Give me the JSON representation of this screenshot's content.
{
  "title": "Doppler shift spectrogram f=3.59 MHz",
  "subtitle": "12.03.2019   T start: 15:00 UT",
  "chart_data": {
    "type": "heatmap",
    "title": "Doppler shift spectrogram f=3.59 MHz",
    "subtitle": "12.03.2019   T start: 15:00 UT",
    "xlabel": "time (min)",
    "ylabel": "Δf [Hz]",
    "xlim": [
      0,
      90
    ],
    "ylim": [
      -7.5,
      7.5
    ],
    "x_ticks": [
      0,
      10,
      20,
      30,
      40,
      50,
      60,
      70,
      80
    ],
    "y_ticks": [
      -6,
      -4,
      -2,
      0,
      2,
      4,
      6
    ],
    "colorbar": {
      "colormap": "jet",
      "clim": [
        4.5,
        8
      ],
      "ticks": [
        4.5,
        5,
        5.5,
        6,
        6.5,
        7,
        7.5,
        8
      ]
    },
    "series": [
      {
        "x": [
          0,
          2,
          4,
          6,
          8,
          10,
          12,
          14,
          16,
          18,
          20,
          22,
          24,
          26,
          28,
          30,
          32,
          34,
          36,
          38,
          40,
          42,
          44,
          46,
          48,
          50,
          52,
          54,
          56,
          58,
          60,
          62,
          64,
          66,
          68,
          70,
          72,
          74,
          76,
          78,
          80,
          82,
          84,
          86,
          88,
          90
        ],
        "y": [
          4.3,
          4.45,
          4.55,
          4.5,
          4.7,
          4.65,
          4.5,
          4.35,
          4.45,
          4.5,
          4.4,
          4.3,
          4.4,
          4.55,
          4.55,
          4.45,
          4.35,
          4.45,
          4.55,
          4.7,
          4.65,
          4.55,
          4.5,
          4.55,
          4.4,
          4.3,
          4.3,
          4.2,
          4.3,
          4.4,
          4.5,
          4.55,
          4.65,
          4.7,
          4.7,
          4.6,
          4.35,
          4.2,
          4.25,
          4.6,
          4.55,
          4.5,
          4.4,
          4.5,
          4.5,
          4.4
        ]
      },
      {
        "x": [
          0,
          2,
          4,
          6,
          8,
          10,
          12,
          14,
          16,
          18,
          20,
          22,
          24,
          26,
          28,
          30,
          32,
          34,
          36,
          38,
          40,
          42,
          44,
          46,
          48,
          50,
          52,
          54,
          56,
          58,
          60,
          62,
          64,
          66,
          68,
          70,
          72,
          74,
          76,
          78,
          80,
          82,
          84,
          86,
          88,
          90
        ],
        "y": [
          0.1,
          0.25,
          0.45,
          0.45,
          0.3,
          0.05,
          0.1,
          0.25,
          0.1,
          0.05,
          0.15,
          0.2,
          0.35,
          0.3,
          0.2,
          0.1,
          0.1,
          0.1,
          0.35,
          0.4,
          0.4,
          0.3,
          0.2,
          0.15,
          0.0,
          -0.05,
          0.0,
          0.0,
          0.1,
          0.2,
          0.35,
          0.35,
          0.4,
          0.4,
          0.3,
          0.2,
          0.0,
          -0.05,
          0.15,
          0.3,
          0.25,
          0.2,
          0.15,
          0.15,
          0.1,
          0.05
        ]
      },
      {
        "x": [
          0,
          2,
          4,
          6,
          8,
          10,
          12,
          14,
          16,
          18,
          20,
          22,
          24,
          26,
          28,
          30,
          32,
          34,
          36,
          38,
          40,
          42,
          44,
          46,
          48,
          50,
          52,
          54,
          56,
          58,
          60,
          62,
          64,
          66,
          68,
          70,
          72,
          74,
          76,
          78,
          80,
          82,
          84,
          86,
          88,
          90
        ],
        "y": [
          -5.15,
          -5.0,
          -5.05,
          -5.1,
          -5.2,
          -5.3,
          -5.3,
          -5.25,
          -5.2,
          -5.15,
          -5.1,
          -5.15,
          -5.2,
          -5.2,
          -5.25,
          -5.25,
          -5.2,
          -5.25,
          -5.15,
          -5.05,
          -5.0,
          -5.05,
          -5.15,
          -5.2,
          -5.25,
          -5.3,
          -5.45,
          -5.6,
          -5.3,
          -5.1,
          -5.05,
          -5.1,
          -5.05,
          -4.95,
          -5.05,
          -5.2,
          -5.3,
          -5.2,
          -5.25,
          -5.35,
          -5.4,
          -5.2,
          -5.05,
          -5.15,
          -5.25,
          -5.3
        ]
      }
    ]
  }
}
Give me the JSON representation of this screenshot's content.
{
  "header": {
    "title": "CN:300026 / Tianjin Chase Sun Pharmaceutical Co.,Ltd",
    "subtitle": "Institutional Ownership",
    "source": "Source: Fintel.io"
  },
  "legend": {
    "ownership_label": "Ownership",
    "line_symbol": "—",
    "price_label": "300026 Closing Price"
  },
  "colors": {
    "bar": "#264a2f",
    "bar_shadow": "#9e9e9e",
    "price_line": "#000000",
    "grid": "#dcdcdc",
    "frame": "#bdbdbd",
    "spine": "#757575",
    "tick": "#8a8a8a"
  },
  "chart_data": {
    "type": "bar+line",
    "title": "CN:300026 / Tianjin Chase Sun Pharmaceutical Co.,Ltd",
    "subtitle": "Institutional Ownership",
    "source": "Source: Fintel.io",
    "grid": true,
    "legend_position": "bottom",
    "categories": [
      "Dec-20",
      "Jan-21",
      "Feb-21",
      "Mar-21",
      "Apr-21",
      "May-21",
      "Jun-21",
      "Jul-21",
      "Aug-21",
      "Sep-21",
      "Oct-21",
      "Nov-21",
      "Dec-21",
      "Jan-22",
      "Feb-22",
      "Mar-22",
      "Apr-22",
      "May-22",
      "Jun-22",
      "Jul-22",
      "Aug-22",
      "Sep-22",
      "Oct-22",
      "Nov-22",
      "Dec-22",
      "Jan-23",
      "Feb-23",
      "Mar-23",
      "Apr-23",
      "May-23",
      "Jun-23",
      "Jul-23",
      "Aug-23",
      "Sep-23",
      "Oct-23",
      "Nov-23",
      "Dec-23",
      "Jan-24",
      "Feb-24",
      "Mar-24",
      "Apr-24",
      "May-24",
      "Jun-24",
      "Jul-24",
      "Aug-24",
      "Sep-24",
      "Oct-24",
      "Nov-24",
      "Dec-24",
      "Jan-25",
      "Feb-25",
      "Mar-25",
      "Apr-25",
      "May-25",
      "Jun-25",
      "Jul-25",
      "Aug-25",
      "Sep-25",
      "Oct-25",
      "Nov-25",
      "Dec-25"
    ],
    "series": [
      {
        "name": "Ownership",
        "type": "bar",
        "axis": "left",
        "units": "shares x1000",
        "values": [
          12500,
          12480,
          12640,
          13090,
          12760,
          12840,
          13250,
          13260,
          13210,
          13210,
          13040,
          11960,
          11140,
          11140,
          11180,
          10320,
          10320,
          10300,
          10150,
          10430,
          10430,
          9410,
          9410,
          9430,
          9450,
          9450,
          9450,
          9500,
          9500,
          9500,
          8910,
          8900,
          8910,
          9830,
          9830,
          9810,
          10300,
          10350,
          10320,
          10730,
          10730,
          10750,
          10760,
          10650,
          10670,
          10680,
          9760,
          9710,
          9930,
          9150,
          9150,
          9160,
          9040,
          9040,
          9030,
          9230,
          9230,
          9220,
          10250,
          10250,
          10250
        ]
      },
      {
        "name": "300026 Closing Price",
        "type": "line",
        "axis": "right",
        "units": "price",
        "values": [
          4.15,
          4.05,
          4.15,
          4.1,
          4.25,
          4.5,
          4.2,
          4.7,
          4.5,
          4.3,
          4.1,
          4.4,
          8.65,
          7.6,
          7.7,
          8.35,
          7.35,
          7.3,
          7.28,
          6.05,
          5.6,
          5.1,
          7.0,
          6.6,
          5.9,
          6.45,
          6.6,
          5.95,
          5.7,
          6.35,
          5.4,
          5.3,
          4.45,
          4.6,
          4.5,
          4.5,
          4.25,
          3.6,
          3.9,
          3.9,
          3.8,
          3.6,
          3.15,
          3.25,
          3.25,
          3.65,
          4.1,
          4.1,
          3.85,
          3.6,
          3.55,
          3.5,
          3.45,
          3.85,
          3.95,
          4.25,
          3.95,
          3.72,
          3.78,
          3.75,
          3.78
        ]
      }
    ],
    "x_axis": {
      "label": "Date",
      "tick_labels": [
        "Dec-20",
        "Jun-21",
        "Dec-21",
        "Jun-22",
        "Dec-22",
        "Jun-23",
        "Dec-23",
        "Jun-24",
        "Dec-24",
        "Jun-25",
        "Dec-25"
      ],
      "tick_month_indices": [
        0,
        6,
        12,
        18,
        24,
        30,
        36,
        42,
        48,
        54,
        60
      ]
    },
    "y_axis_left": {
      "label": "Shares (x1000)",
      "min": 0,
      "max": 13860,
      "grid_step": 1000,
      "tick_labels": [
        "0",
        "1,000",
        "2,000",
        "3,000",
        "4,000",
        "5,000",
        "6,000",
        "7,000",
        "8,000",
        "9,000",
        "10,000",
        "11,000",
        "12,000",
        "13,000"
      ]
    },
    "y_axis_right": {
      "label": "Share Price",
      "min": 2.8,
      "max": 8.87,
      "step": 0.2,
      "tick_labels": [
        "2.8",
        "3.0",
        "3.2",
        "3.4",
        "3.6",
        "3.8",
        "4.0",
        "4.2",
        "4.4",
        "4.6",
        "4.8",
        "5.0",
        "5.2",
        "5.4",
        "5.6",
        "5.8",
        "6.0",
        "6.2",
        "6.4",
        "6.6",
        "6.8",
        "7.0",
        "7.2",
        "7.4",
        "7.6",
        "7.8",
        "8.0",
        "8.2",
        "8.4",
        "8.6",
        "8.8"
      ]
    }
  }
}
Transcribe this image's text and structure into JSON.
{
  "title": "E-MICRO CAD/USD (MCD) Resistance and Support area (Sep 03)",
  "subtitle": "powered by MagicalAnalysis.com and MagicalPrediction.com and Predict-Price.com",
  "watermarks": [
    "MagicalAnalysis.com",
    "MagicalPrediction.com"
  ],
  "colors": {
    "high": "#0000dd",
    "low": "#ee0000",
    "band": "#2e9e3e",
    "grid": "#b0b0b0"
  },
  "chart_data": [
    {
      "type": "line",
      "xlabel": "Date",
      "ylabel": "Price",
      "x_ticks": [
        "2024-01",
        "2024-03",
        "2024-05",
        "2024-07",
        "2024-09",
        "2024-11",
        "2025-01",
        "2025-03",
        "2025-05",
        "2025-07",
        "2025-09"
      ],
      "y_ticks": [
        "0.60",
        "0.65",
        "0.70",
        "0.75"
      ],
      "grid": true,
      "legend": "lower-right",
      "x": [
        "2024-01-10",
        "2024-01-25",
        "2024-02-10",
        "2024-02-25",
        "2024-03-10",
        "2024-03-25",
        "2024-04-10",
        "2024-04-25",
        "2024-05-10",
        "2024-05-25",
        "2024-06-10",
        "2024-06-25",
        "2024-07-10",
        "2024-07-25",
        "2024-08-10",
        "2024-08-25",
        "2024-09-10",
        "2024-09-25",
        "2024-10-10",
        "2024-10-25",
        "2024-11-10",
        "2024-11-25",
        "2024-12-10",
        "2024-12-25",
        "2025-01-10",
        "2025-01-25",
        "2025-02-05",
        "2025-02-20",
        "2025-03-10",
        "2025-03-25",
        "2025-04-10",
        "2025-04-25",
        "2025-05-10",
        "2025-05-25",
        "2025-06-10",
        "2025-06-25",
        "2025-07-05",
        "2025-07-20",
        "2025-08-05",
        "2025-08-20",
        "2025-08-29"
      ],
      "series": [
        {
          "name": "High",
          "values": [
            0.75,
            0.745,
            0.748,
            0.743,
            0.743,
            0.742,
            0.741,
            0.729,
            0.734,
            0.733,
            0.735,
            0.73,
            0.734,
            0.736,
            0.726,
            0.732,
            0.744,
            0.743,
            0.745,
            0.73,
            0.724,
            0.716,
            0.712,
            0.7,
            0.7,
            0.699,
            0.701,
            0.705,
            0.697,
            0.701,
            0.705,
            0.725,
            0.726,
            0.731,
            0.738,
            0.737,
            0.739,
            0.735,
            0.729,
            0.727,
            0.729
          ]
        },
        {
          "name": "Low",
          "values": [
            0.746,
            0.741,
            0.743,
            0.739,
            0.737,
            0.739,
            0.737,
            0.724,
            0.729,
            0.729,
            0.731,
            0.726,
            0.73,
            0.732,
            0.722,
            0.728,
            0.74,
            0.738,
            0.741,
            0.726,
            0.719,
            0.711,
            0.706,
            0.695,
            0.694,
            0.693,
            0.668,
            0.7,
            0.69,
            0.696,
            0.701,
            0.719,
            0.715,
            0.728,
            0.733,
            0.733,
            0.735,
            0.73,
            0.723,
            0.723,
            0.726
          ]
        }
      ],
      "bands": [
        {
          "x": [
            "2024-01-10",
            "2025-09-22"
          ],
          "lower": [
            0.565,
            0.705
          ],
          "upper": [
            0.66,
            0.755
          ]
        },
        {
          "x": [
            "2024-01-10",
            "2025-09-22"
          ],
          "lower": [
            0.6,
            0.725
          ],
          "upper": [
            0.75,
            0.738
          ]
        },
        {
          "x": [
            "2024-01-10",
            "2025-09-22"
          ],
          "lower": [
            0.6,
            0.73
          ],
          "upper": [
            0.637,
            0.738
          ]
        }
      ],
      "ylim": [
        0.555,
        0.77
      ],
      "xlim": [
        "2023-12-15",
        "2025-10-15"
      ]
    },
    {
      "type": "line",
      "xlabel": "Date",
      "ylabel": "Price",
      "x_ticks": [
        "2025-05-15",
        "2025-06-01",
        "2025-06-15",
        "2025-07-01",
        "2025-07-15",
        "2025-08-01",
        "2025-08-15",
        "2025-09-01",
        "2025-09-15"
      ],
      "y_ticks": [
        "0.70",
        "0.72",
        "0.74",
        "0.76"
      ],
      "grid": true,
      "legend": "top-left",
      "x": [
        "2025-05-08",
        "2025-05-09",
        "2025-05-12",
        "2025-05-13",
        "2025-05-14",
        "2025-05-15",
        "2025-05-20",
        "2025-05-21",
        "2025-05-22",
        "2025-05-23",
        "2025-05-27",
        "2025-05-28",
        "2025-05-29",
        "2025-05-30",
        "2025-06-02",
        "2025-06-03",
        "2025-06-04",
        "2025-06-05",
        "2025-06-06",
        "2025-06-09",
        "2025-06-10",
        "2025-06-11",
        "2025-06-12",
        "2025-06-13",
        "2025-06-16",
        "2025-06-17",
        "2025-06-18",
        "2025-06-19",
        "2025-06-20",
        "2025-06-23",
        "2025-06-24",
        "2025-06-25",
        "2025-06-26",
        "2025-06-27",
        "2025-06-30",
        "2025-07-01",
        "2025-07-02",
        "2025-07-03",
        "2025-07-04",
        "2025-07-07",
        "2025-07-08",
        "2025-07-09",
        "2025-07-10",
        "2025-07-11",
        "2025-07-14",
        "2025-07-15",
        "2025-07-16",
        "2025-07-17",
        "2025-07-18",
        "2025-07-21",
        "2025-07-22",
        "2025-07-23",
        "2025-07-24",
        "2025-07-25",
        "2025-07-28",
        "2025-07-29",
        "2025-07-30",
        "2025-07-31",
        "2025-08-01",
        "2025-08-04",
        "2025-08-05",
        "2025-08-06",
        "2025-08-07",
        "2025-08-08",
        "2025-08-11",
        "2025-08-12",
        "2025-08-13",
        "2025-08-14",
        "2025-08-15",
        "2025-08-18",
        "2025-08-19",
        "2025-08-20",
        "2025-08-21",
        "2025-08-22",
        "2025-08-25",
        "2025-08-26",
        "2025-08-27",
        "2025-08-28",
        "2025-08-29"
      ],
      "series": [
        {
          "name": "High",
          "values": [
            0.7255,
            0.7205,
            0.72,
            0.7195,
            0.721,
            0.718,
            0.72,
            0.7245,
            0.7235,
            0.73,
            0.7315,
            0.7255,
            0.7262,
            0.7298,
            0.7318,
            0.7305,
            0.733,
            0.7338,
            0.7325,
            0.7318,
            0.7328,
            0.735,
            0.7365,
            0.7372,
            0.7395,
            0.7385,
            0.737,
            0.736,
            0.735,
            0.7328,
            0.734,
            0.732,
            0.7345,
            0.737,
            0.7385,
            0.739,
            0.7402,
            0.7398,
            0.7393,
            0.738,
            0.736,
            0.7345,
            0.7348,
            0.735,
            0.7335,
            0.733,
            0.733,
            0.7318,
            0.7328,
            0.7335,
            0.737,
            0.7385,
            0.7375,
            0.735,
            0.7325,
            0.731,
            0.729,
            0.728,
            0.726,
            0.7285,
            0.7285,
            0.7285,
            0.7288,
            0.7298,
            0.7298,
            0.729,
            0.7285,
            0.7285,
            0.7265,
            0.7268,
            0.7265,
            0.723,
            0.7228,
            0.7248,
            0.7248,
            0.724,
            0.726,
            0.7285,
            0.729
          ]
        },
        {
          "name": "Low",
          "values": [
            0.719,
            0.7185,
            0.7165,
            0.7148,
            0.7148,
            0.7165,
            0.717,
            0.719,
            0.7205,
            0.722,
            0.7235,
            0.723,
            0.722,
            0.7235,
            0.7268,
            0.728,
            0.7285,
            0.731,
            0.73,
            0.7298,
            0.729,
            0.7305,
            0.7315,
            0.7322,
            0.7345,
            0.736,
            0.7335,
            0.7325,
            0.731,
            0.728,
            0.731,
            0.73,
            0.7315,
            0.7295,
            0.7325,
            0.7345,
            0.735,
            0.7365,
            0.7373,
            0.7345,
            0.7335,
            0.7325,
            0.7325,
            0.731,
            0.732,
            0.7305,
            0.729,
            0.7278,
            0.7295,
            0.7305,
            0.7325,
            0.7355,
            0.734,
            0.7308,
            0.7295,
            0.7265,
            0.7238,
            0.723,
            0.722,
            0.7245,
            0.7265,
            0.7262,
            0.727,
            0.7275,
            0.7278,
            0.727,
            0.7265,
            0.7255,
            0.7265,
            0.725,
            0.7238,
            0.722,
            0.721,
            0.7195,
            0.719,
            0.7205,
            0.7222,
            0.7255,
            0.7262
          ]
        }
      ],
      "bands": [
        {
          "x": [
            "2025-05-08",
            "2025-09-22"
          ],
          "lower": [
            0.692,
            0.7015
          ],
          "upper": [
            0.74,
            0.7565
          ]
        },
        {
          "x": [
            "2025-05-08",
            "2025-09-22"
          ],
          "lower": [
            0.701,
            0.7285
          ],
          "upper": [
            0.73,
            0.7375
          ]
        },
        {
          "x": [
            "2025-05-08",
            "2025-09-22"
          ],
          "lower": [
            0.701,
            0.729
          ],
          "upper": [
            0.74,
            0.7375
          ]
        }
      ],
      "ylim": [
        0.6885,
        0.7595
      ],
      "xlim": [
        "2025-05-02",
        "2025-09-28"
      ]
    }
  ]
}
:::
Copy out each line in the preceding records that contains "Source".

    "source": "Source: Fintel.io"
    "source": "Source: Fintel.io",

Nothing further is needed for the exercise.